_RECORDED INFORMATION_
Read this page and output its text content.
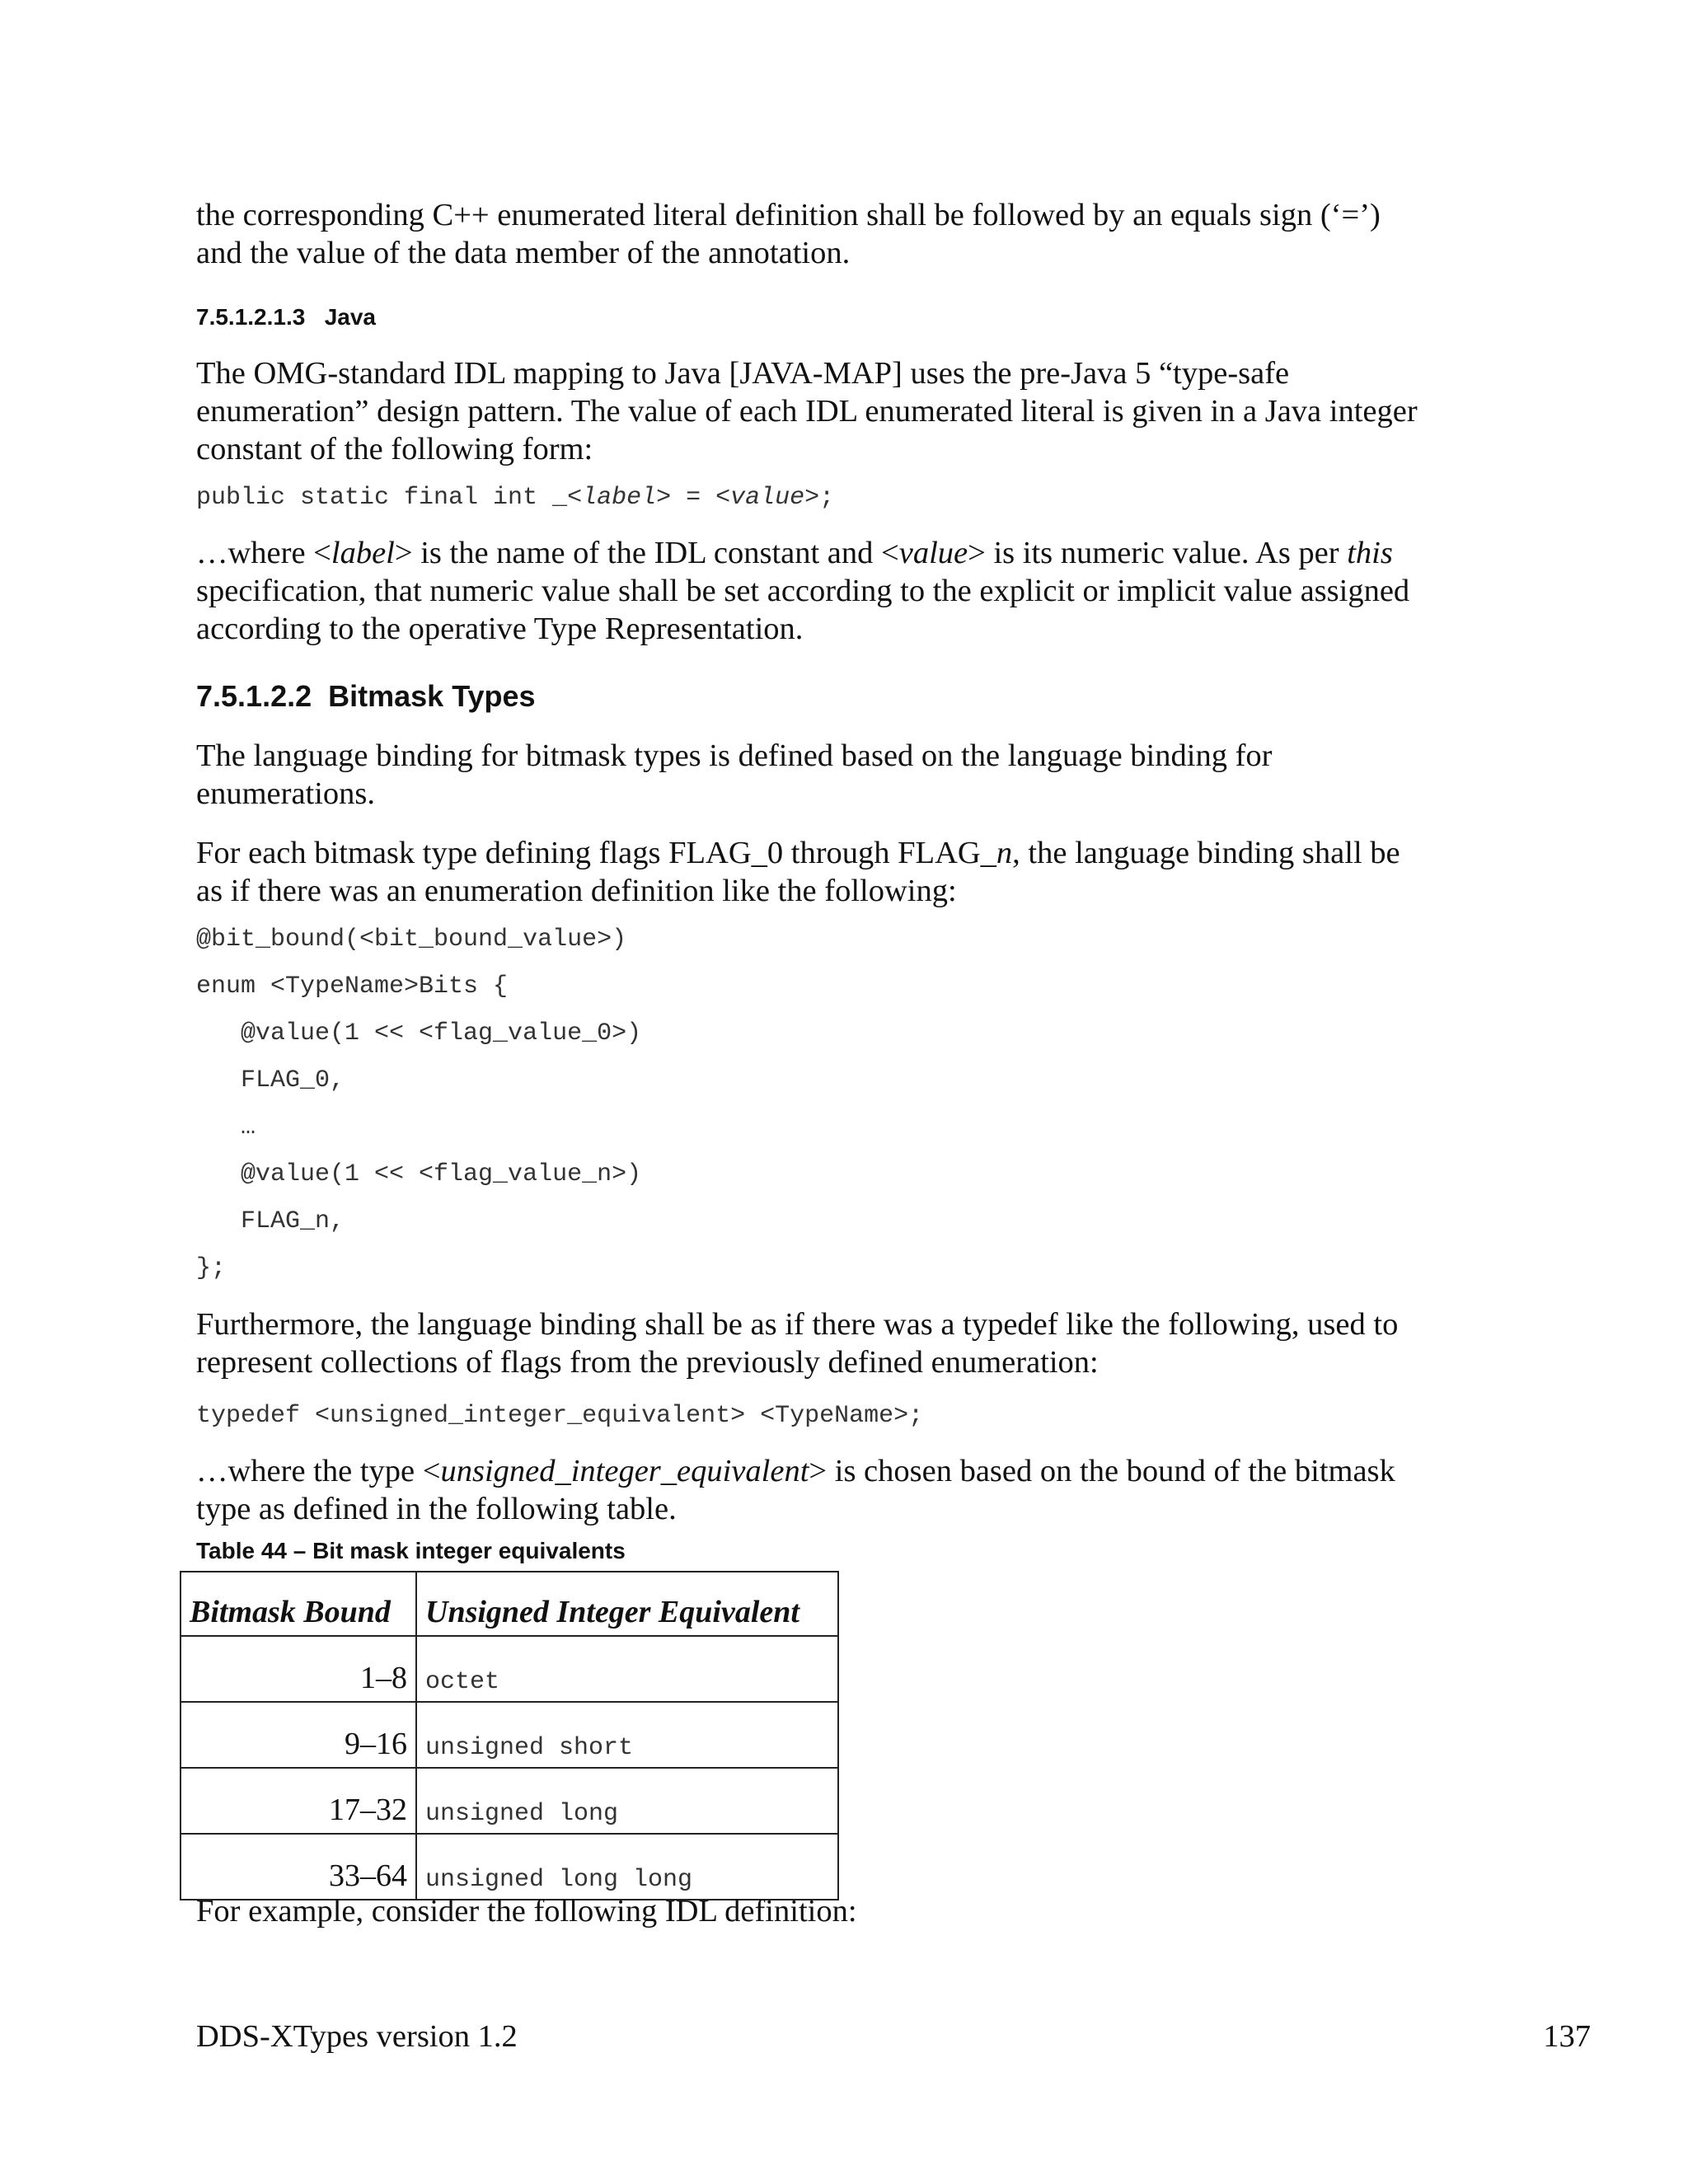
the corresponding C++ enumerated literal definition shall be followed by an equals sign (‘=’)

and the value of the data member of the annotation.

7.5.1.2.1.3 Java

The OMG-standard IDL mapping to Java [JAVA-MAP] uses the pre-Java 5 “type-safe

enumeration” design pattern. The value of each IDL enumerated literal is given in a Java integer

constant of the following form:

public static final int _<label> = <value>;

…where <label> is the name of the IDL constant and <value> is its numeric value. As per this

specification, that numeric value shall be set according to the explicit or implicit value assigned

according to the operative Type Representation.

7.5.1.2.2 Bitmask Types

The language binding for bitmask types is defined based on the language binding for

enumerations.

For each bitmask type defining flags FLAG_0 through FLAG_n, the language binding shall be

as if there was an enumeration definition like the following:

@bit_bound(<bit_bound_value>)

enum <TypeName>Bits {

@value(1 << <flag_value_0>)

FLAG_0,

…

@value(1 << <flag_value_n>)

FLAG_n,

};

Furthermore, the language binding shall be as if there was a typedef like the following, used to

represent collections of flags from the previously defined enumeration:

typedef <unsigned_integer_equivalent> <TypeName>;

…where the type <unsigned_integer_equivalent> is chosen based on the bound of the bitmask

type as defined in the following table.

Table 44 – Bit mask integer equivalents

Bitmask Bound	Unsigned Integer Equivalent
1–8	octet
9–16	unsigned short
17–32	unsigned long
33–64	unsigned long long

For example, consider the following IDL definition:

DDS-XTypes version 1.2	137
--
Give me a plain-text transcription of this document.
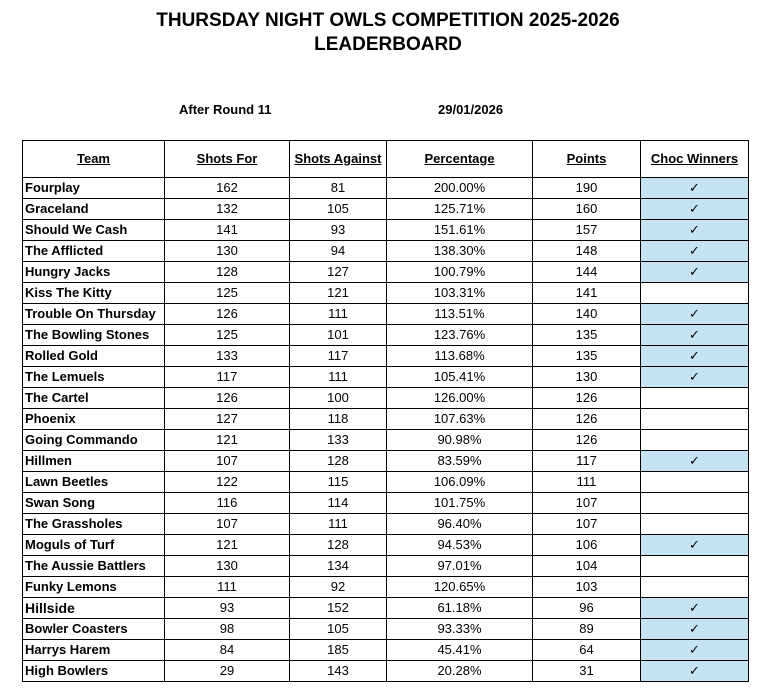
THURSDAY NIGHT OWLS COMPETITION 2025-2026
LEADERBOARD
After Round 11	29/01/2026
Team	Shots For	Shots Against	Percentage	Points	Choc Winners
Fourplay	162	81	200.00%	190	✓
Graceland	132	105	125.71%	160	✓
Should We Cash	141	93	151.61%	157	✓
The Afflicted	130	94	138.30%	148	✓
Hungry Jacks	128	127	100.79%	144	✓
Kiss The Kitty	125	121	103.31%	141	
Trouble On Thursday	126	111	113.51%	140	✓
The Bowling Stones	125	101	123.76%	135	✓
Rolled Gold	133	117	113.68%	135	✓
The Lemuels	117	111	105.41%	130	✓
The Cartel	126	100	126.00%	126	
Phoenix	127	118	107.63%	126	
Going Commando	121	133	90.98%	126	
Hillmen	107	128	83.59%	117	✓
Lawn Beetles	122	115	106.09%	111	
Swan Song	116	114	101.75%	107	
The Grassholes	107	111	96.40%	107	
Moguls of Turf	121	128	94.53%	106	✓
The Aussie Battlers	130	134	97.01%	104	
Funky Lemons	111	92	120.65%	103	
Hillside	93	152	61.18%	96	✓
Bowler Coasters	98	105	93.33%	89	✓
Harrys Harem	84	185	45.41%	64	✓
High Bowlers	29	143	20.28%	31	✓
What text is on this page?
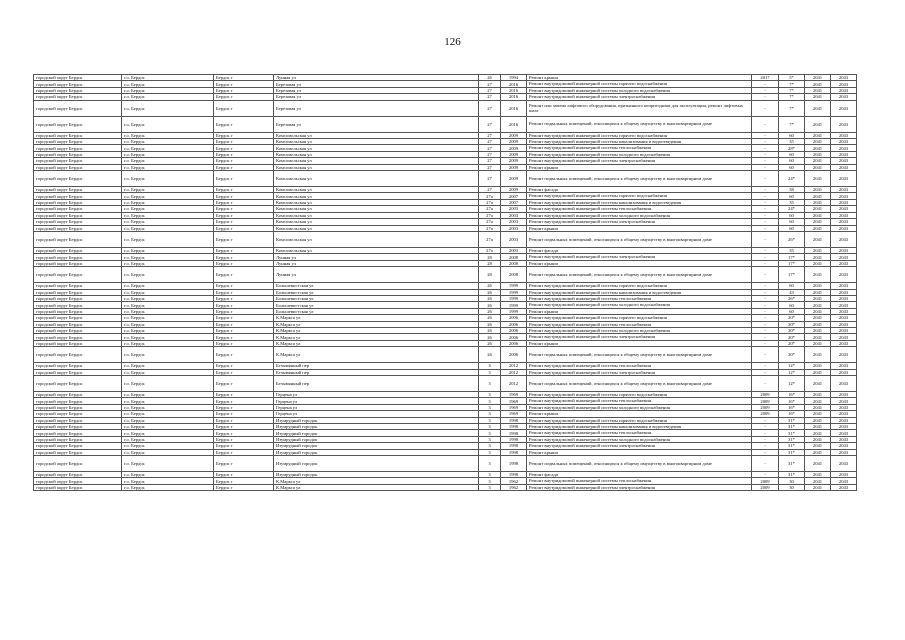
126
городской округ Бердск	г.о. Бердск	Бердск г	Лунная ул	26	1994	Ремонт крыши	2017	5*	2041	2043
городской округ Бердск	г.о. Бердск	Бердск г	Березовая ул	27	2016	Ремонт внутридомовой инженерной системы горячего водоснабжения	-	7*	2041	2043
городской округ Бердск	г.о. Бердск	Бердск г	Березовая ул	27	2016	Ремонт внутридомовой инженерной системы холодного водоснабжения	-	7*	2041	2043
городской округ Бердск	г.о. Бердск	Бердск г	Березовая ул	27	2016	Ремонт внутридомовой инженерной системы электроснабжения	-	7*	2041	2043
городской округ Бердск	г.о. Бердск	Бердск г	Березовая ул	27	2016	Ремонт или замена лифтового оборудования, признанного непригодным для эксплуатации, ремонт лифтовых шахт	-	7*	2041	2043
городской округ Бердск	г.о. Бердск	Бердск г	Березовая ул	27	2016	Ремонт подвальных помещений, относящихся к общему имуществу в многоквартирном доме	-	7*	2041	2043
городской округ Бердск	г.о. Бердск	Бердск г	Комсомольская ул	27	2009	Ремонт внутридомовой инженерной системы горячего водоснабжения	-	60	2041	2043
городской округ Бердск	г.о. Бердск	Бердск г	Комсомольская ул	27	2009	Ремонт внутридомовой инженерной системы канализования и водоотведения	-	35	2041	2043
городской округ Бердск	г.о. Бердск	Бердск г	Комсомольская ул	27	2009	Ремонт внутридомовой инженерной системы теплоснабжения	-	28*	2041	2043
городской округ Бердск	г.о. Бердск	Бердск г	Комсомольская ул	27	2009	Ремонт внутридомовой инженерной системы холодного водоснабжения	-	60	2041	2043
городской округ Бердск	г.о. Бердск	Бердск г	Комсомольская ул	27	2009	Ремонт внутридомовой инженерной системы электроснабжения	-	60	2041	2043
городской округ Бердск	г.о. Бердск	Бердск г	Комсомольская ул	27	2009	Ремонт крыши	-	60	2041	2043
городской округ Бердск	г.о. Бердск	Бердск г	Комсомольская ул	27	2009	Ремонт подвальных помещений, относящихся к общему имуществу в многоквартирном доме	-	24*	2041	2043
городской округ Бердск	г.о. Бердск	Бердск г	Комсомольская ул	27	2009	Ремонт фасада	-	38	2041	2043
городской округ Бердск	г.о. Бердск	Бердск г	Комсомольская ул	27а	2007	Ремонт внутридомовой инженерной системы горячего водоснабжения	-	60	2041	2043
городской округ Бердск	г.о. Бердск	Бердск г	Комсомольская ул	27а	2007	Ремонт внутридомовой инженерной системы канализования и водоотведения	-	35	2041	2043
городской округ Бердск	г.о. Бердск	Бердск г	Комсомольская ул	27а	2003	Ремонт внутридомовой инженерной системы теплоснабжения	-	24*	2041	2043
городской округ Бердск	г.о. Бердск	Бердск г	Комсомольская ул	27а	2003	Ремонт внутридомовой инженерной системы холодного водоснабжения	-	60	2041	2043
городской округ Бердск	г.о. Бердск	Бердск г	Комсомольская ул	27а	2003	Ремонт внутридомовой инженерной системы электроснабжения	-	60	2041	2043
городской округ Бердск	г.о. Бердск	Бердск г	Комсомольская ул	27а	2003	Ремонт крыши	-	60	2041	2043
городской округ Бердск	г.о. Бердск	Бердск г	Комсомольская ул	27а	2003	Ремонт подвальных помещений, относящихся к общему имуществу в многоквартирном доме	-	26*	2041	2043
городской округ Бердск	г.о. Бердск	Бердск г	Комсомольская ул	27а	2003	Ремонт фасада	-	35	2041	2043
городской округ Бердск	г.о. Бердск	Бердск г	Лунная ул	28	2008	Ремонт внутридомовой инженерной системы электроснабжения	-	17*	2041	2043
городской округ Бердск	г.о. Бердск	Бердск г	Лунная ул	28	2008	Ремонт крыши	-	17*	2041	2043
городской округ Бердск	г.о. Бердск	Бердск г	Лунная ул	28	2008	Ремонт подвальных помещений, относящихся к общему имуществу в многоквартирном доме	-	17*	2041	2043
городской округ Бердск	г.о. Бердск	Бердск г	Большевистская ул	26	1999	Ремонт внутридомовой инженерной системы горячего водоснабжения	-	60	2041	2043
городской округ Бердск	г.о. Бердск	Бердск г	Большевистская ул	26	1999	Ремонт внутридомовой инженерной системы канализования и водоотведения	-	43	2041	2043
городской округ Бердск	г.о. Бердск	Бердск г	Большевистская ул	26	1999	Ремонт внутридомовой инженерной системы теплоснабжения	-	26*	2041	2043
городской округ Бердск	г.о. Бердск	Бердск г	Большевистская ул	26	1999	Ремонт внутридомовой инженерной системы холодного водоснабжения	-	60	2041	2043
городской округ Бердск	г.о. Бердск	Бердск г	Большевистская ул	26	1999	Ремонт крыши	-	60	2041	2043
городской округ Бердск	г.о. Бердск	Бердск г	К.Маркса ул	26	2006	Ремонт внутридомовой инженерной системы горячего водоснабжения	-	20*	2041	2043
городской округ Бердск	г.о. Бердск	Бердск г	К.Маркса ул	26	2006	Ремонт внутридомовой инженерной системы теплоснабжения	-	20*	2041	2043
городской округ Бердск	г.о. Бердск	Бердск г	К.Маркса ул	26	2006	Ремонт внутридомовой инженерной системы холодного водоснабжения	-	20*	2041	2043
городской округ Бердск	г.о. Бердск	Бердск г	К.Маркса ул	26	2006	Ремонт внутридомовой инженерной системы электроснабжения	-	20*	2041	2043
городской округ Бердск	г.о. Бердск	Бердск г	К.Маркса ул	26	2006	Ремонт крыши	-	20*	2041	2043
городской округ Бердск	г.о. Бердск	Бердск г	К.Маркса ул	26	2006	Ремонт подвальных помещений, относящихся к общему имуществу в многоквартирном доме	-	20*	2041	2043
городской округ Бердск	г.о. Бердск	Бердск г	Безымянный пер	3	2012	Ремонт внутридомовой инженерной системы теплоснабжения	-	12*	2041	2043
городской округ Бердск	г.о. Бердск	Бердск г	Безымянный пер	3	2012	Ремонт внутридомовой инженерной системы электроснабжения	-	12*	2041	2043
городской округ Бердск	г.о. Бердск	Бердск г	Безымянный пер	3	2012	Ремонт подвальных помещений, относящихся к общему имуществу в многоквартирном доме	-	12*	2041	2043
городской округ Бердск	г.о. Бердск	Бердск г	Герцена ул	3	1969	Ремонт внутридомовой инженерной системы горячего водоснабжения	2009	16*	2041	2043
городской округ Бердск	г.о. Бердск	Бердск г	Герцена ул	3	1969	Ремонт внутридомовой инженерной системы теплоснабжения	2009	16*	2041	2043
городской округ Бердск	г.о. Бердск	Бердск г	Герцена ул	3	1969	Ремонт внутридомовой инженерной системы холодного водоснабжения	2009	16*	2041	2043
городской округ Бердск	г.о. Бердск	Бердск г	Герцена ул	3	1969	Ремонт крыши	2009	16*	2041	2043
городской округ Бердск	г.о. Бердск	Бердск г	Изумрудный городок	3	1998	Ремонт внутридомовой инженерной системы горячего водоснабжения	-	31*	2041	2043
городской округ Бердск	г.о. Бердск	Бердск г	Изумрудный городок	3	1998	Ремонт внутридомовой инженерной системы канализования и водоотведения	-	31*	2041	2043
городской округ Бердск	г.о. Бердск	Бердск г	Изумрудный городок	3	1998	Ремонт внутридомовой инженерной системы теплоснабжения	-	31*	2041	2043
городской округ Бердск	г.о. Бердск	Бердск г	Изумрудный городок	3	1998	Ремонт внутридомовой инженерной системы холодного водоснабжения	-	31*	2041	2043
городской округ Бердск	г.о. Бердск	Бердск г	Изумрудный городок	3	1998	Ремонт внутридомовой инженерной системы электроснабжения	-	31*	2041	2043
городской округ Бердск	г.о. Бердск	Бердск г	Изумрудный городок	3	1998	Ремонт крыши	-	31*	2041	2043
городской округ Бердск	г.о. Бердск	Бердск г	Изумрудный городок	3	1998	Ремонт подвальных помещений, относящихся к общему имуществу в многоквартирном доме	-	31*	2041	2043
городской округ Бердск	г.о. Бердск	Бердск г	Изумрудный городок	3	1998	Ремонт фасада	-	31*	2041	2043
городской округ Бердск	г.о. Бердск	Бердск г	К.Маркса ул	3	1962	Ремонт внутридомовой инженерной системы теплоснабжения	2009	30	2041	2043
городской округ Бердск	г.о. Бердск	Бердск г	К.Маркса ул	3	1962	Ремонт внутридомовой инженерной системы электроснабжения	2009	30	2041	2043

_BRIEF_
Show all lines from the data above in which the word "typedef" appears.

_EXERCISE ANSWER_
Furthermore, the language binding shall be as if there was a typedef like the following, used to
typedef <unsigned_integer_equivalent> <TypeName>;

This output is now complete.